___ Recorded information
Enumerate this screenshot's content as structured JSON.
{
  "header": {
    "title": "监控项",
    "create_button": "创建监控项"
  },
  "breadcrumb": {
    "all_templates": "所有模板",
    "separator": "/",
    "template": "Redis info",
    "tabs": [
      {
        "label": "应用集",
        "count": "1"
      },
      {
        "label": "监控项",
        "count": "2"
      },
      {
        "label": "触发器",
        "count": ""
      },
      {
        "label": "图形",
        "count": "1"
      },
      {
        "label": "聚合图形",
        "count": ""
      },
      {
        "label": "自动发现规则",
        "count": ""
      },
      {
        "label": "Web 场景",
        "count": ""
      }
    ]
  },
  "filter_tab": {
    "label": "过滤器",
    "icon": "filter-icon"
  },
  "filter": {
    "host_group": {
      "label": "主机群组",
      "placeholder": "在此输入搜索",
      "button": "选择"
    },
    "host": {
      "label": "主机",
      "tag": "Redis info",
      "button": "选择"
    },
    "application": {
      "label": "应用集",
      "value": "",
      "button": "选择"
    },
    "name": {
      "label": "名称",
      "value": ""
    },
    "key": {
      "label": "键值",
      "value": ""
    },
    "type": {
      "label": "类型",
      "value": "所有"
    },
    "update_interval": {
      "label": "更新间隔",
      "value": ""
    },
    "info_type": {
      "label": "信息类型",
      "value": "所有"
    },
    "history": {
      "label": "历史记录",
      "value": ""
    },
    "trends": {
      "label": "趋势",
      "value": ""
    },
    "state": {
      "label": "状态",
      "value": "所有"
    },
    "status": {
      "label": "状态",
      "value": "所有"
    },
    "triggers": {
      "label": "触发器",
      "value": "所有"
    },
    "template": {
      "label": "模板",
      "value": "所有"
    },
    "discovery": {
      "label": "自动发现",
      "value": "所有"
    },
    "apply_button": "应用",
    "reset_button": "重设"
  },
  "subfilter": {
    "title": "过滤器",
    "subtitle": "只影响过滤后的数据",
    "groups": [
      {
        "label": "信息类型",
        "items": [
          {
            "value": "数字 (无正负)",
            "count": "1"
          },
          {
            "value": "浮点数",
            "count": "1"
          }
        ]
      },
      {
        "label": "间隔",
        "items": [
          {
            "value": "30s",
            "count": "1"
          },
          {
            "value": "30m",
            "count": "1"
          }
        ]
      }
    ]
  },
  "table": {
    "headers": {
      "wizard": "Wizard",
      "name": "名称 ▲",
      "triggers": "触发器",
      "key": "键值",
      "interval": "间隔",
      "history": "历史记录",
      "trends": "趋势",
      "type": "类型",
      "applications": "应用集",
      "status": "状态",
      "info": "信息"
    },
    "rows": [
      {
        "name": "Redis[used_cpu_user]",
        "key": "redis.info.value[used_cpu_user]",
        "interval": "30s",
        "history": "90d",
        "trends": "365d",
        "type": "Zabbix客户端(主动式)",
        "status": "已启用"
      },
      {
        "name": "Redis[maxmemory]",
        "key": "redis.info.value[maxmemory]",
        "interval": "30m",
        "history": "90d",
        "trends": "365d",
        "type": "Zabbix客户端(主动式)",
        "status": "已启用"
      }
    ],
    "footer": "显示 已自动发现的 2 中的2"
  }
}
______
### Problem description
Looking at the data above, how many lines hold the word "status"? Respond with the number alone.

### Exercise result
4